### EXERCISE
Copy everything in the listing below word for word, apart from any images.

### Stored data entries
☆ ☆ ☆
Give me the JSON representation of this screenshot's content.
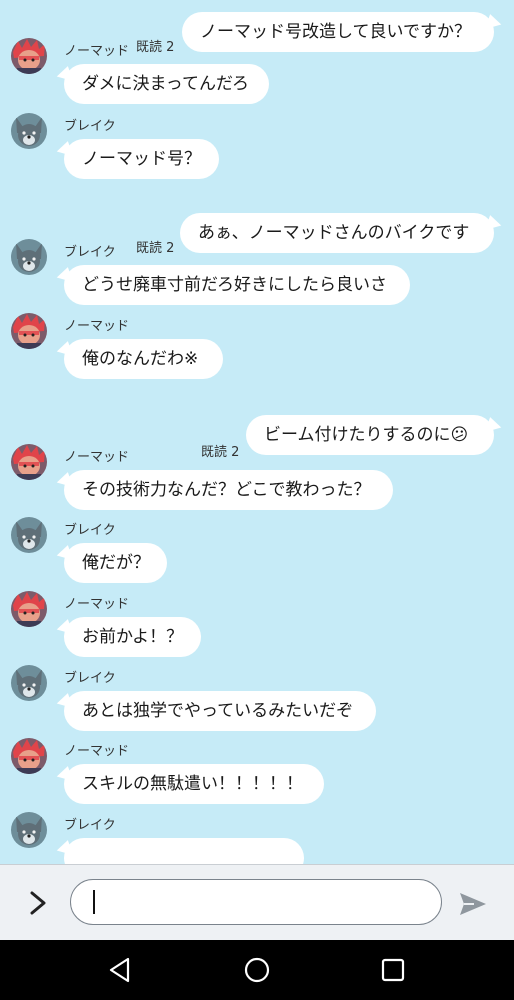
{
  "chat": {
    "messages": [
      {
        "dir": "out",
        "text": "ノーマッド号改造して良いですか？",
        "read": "既読 2"
      },
      {
        "dir": "in",
        "sender": "ノーマッド",
        "avatar": "nomad",
        "text": "ダメに決まってんだろ"
      },
      {
        "dir": "in",
        "sender": "ブレイク",
        "avatar": "blake",
        "text": "ノーマッド号？"
      },
      {
        "dir": "out",
        "text": "あぁ、ノーマッドさんのバイクです",
        "read": "既読 2"
      },
      {
        "dir": "in",
        "sender": "ブレイク",
        "avatar": "blake",
        "text": "どうせ廃車寸前だろ好きにしたら良いさ"
      },
      {
        "dir": "in",
        "sender": "ノーマッド",
        "avatar": "nomad",
        "text": "俺のなんだわ※"
      },
      {
        "dir": "out",
        "text": "ビーム付けたりするのに😕",
        "read": "既読 2"
      },
      {
        "dir": "in",
        "sender": "ノーマッド",
        "avatar": "nomad",
        "text": "その技術力なんだ？どこで教わった？"
      },
      {
        "dir": "in",
        "sender": "ブレイク",
        "avatar": "blake",
        "text": "俺だが？"
      },
      {
        "dir": "in",
        "sender": "ノーマッド",
        "avatar": "nomad",
        "text": "お前かよ！？"
      },
      {
        "dir": "in",
        "sender": "ブレイク",
        "avatar": "blake",
        "text": "あとは独学でやっているみたいだぞ"
      },
      {
        "dir": "in",
        "sender": "ノーマッド",
        "avatar": "nomad",
        "text": "スキルの無駄遣い！！！！！"
      },
      {
        "dir": "in",
        "sender": "ブレイク",
        "avatar": "blake",
        "text": ""
      }
    ]
  },
  "composer": {
    "expand_icon": "chevron-right-icon",
    "input_value": "",
    "send_icon": "send-icon"
  },
  "navbar": {
    "back_icon": "back-triangle-icon",
    "home_icon": "home-circle-icon",
    "recents_icon": "recents-square-icon"
  },
  "colors": {
    "background": "#c6ebf7",
    "bubble": "#ffffff",
    "nomad_hair": "#e0444a",
    "blake_fur": "#5f6f78"
  }
}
☆ ☆ ☆
### TASK ANSWER
Give me the JSON representation of this screenshot's content.
{
  "chat": {
    "messages": [
      {
        "dir": "out",
        "text": "ノーマッド号改造して良いですか？",
        "read": "既読 2"
      },
      {
        "dir": "in",
        "sender": "ノーマッド",
        "avatar": "nomad",
        "text": "ダメに決まってんだろ"
      },
      {
        "dir": "in",
        "sender": "ブレイク",
        "avatar": "blake",
        "text": "ノーマッド号？"
      },
      {
        "dir": "out",
        "text": "あぁ、ノーマッドさんのバイクです",
        "read": "既読 2"
      },
      {
        "dir": "in",
        "sender": "ブレイク",
        "avatar": "blake",
        "text": "どうせ廃車寸前だろ好きにしたら良いさ"
      },
      {
        "dir": "in",
        "sender": "ノーマッド",
        "avatar": "nomad",
        "text": "俺のなんだわ※"
      },
      {
        "dir": "out",
        "text": "ビーム付けたりするのに😕",
        "read": "既読 2"
      },
      {
        "dir": "in",
        "sender": "ノーマッド",
        "avatar": "nomad",
        "text": "その技術力なんだ？どこで教わった？"
      },
      {
        "dir": "in",
        "sender": "ブレイク",
        "avatar": "blake",
        "text": "俺だが？"
      },
      {
        "dir": "in",
        "sender": "ノーマッド",
        "avatar": "nomad",
        "text": "お前かよ！？"
      },
      {
        "dir": "in",
        "sender": "ブレイク",
        "avatar": "blake",
        "text": "あとは独学でやっているみたいだぞ"
      },
      {
        "dir": "in",
        "sender": "ノーマッド",
        "avatar": "nomad",
        "text": "スキルの無駄遣い！！！！！"
      },
      {
        "dir": "in",
        "sender": "ブレイク",
        "avatar": "blake",
        "text": ""
      }
    ]
  },
  "composer": {
    "expand_icon": "chevron-right-icon",
    "input_value": "",
    "send_icon": "send-icon"
  },
  "navbar": {
    "back_icon": "back-triangle-icon",
    "home_icon": "home-circle-icon",
    "recents_icon": "recents-square-icon"
  },
  "colors": {
    "background": "#c6ebf7",
    "bubble": "#ffffff",
    "nomad_hair": "#e0444a",
    "blake_fur": "#5f6f78"
  }
}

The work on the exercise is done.